** start **
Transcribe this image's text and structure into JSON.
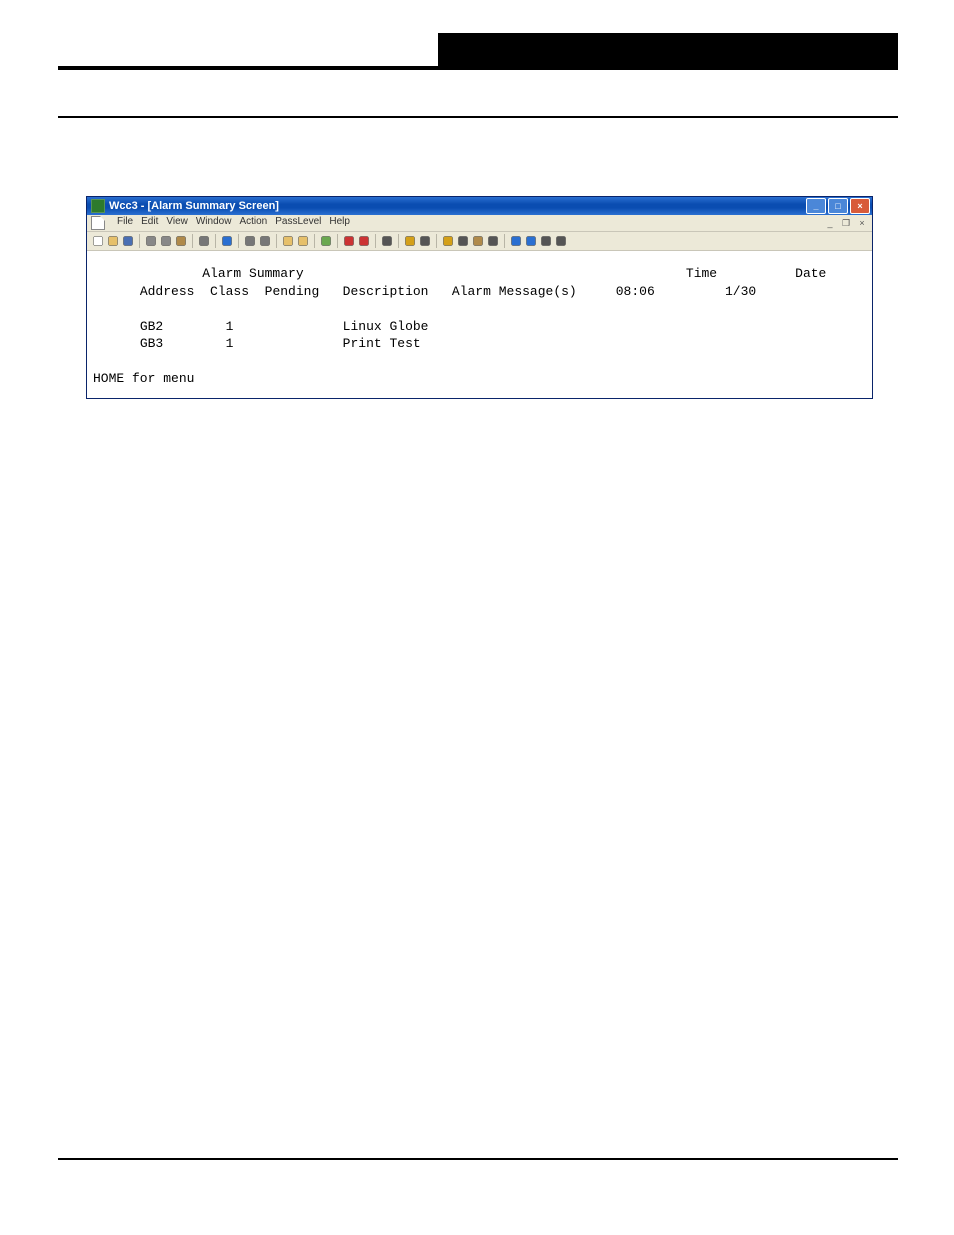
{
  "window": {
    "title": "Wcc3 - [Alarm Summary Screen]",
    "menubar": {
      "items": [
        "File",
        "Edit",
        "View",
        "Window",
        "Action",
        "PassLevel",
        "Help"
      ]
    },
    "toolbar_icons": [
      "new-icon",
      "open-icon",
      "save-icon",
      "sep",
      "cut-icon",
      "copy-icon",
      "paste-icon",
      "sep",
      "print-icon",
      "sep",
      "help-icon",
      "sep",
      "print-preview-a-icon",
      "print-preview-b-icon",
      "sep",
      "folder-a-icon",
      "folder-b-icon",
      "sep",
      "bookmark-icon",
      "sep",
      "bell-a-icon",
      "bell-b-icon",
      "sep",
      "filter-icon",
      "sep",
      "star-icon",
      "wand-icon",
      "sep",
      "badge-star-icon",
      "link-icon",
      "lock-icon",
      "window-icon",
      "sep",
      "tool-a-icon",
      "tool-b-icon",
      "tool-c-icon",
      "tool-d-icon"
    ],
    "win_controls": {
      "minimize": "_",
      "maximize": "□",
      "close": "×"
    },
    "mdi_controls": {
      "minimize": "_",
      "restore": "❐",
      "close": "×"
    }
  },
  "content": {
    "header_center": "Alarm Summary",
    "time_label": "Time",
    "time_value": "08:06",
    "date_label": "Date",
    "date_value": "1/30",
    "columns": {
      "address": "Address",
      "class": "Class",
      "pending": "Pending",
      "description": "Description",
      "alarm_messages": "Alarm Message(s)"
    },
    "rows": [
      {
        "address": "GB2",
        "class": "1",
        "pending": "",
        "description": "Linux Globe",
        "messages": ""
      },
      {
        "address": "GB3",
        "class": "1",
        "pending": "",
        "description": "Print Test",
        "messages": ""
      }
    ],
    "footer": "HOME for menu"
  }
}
** end **
** start **
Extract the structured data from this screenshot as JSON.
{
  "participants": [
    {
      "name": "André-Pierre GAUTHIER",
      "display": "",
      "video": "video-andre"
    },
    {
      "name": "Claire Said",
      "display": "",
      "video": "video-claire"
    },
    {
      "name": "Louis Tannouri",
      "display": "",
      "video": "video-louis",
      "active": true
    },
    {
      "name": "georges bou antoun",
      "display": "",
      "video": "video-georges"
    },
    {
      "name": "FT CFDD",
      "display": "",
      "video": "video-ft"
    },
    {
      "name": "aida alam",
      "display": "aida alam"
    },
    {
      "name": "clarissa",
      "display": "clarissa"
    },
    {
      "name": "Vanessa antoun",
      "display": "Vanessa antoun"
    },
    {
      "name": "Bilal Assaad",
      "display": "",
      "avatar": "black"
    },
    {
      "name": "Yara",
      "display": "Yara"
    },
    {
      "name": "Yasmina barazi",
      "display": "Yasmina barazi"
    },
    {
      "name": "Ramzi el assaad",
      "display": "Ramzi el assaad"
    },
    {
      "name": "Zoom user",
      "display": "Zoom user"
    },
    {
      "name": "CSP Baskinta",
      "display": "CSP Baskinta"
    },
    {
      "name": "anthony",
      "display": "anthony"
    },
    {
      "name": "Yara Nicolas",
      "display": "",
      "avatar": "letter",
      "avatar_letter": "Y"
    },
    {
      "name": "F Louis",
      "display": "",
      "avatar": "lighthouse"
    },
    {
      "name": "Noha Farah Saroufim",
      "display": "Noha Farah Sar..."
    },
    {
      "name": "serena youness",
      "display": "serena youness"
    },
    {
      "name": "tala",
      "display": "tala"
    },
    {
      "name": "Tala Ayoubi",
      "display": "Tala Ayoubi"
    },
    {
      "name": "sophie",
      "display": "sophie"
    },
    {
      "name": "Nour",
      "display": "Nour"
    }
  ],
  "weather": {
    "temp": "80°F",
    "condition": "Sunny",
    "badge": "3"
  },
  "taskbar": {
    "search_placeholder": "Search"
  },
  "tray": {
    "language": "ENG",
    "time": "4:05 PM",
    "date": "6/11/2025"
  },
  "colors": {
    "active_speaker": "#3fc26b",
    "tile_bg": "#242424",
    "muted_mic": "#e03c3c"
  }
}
** end **
** start **
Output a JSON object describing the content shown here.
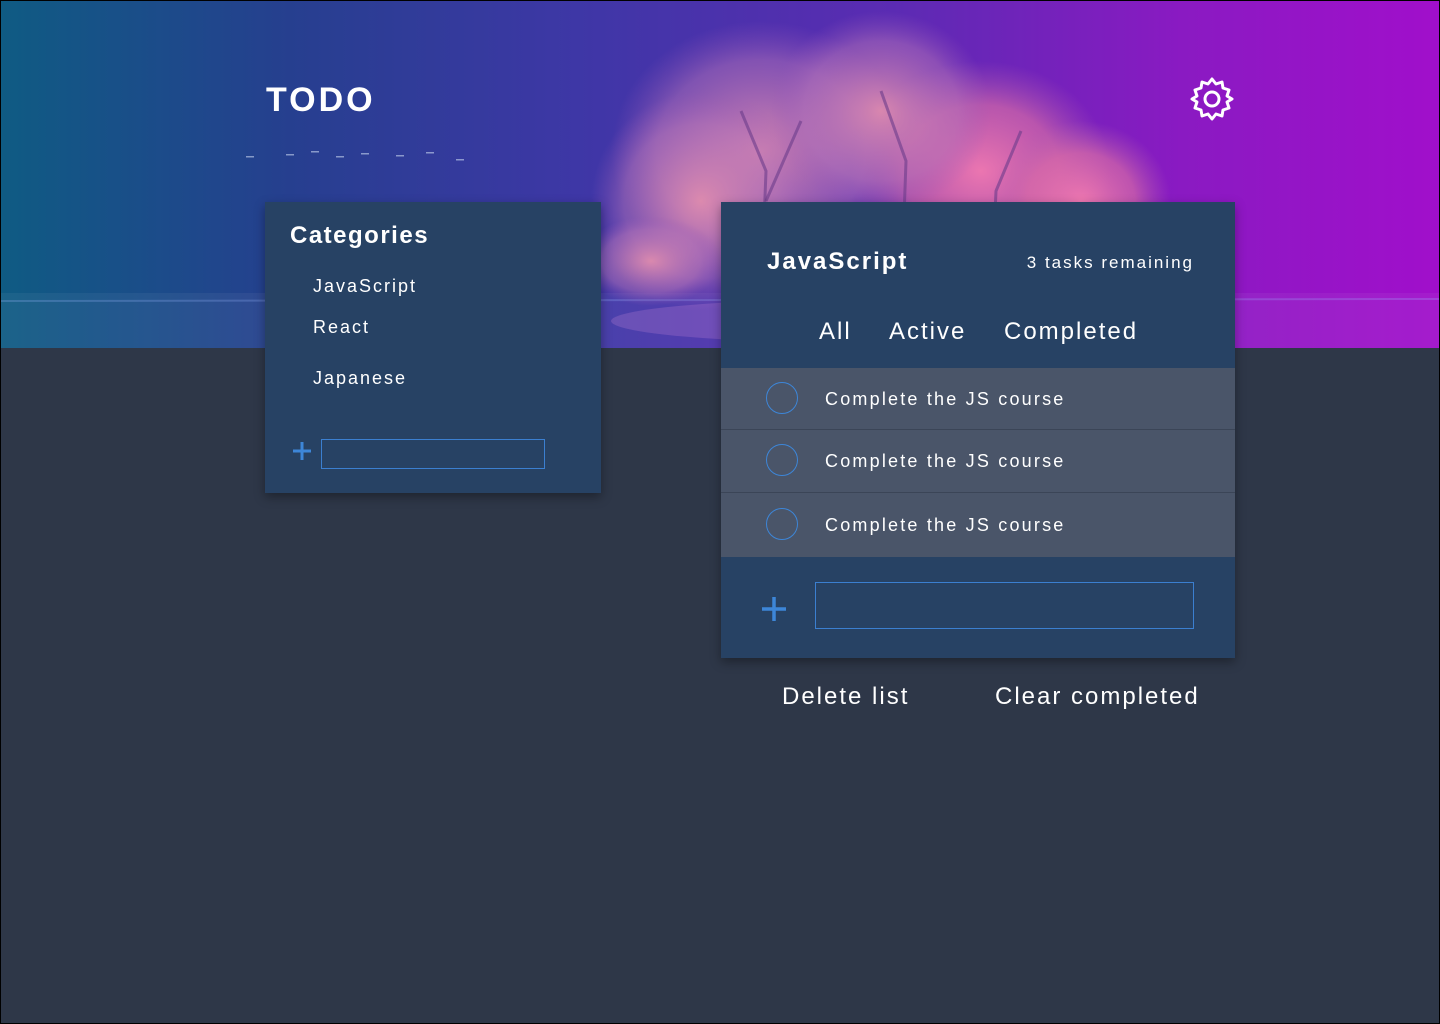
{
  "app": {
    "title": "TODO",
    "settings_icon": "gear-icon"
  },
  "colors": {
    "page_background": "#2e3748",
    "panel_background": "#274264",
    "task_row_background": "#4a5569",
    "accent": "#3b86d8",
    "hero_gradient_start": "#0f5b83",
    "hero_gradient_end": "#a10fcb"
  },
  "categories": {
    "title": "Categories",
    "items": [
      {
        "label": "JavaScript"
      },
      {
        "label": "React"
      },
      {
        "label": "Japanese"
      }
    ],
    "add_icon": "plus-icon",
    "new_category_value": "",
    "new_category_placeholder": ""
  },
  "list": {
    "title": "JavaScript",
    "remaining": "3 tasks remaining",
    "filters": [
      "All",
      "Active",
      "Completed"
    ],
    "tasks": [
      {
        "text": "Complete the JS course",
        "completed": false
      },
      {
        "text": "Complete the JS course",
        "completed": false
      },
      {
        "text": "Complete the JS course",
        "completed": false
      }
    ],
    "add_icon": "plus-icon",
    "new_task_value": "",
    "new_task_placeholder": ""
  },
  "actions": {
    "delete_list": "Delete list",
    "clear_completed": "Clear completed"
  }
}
** end **
### WHAT THIS TASK INVOLVES
Lines that hold "address" are the ones to copy; find all of them.

### ANSWER TO THE TASK
      "address": "Address",
        "address": "GB2",
        "address": "GB3",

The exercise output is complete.